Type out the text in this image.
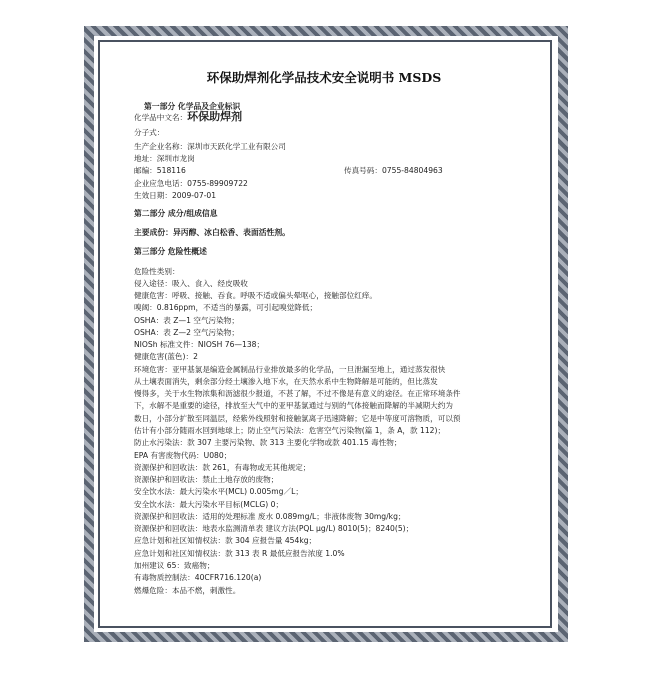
环保助焊剂化学品技术安全说明书 MSDS
第一部分 化学品及企业标识
化学品中文名：环保助焊剂
分子式：
生产企业名称：深圳市天跃化学工业有限公司
地址：深圳市龙岗
邮编：518116	传真号码：0755-84804963
企业应急电话：0755-89909722
生效日期：2009-07-01
第二部分 成分/组成信息
主要成份：异丙醇、冰白松香、表面活性剂。
第三部分 危险性概述
危险性类别：
侵入途径：吸入、食入、经皮吸收
健康危害：呼吸、接触、吞食。呼吸不适或偏头晕呕心，接触部位红痒。
嗅阈：0.816ppm，不适当的暴露，可引起嗅觉降低；
OSHA：表 Z—1 空气污染物；
OSHA：表 Z—2 空气污染物；
NIOSh 标准文件：NIOSH 76—138；
健康危害(蓝色)：2
环境危害：亚甲基氯是编造金属制品行业排放最多的化学品，一旦泄漏至地上，通过蒸发很快
从土壤表面消失，剩余部分经土壤渗入地下水，在天然水系中生物降解是可能的，但比蒸发
慢得多，关于水生物浓集和沥滤很少报道，不甚了解，不过不像是有意义的途径。在正常环境条件
下，水解不是重要的途径，排放至大气中的亚甲基氯通过与别的气体接触而降解的半减期大约为
数日，小部分扩散至同温层，经紫外线照射和接触氯离子迅速降解；它是中等度可溶物质，可以预
估计有小部分随雨水回到地球上；防止空气污染法：危害空气污染物(篇 1，条 A，款 112)；
防止水污染法：款 307 主要污染物、款 313 主要化学物或款 401.15 毒性物；
EPA 有害废物代码：U080；
资源保护和回收法：款 261，有毒物或无其他规定；
资源保护和回收法：禁止土地存放的废物；
安全饮水法：最大污染水平(MCL) 0.005mg／L；
安全饮水法：最大污染水平目标(MCLG) 0；
资源保护和回收法：适用的处理标准 废水 0.089mg/L；非液体废物 30mg/kg；
资源保护和回收法：地表水监测清单表 建议方法(PQL μg/L) 8010(5)；8240(5)；
应急计划和社区知情权法：款 304 应报告量 454kg；
应急计划和社区知情权法：款 313 表 R 最低应报告浓度 1.0%
加州建议 65：致癌物；
有毒物质控制法：40CFR716.120(a)
燃爆危险：本品不燃，刺激性。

REQUIREMENTS -
Without the pictures, repeat the listing above exactly.

CORRECT RESULT -
Type out the text in this image.
环保助焊剂化学品技术安全说明书 MSDS
第一部分 化学品及企业标识
化学品中文名：环保助焊剂
分子式：
生产企业名称：深圳市天跃化学工业有限公司
地址：深圳市龙岗
邮编：518116	传真号码：0755-84804963
企业应急电话：0755-89909722
生效日期：2009-07-01
第二部分 成分/组成信息
主要成份：异丙醇、冰白松香、表面活性剂。
第三部分 危险性概述
危险性类别：
侵入途径：吸入、食入、经皮吸收
健康危害：呼吸、接触、吞食。呼吸不适或偏头晕呕心，接触部位红痒。
嗅阈：0.816ppm，不适当的暴露，可引起嗅觉降低；
OSHA：表 Z—1 空气污染物；
OSHA：表 Z—2 空气污染物；
NIOSh 标准文件：NIOSH 76—138；
健康危害(蓝色)：2
环境危害：亚甲基氯是编造金属制品行业排放最多的化学品，一旦泄漏至地上，通过蒸发很快
从土壤表面消失，剩余部分经土壤渗入地下水，在天然水系中生物降解是可能的，但比蒸发
慢得多，关于水生物浓集和沥滤很少报道，不甚了解，不过不像是有意义的途径。在正常环境条件
下，水解不是重要的途径，排放至大气中的亚甲基氯通过与别的气体接触而降解的半减期大约为
数日，小部分扩散至同温层，经紫外线照射和接触氯离子迅速降解；它是中等度可溶物质，可以预
估计有小部分随雨水回到地球上；防止空气污染法：危害空气污染物(篇 1，条 A，款 112)；
防止水污染法：款 307 主要污染物、款 313 主要化学物或款 401.15 毒性物；
EPA 有害废物代码：U080；
资源保护和回收法：款 261，有毒物或无其他规定；
资源保护和回收法：禁止土地存放的废物；
安全饮水法：最大污染水平(MCL) 0.005mg／L；
安全饮水法：最大污染水平目标(MCLG) 0；
资源保护和回收法：适用的处理标准 废水 0.089mg/L；非液体废物 30mg/kg；
资源保护和回收法：地表水监测清单表 建议方法(PQL μg/L) 8010(5)；8240(5)；
应急计划和社区知情权法：款 304 应报告量 454kg；
应急计划和社区知情权法：款 313 表 R 最低应报告浓度 1.0%
加州建议 65：致癌物；
有毒物质控制法：40CFR716.120(a)
燃爆危险：本品不燃，刺激性。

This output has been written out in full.